WHAT THIS TASK INVOLVES – Write out every line below that includes the word "text".

..............................

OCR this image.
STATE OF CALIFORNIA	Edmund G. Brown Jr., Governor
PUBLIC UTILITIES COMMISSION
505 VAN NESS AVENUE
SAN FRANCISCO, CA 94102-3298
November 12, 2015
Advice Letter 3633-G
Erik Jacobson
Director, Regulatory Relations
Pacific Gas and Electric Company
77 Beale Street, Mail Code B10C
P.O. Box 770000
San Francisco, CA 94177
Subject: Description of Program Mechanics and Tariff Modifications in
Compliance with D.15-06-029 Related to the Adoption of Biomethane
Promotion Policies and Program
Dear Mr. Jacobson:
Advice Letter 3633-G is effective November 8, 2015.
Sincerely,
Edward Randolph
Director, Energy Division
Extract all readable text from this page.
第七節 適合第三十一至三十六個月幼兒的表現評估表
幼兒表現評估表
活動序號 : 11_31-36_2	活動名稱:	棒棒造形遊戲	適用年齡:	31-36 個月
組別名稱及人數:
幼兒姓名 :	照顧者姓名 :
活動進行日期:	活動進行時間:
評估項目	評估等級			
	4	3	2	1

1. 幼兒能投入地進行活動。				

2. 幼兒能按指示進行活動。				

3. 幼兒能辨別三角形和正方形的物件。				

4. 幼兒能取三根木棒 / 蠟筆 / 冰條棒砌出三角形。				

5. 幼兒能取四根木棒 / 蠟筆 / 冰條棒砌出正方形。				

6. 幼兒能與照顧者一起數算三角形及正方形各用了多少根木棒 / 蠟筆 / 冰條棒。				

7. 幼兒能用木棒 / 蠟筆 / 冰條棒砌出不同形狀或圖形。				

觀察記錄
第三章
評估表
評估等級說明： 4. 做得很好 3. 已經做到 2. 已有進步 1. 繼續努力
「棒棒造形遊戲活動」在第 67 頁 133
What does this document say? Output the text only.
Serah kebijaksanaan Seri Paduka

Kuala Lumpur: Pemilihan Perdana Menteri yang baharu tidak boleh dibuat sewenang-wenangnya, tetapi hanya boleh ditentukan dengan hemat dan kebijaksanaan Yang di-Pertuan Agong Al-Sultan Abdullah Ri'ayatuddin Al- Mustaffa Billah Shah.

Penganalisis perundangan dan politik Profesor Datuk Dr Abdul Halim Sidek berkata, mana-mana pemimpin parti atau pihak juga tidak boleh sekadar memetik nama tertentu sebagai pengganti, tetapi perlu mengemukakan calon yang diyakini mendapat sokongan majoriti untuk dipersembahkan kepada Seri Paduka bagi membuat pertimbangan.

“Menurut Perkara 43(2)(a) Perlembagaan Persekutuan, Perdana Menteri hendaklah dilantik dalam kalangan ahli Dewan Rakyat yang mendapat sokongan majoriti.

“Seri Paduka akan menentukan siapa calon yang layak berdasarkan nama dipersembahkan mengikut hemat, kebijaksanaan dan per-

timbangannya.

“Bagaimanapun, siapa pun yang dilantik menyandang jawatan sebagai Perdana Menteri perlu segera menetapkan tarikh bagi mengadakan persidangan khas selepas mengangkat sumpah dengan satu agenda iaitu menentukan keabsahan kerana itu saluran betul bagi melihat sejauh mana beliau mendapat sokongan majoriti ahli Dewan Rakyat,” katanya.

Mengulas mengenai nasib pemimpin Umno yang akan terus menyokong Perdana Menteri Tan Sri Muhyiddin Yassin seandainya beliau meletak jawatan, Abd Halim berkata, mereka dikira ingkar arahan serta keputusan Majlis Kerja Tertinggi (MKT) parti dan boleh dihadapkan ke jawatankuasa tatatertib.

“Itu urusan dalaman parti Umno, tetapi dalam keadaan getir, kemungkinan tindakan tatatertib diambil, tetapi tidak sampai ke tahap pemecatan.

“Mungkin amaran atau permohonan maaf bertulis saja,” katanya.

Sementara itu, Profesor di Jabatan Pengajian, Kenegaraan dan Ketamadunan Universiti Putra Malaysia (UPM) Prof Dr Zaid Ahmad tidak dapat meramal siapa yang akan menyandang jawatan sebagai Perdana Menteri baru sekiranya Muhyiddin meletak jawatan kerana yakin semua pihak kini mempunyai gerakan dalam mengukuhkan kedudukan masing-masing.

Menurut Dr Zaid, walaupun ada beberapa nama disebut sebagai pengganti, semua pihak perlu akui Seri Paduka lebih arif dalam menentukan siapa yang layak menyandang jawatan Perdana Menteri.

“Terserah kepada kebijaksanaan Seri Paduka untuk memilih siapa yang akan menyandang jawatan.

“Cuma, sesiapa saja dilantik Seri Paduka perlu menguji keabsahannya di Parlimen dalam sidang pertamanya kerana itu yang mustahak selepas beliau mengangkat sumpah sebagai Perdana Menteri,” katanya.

..............................

RESPONSE TO THE EXERCISE –
Extract all readable text from this page.
What does this document say? Output the text only.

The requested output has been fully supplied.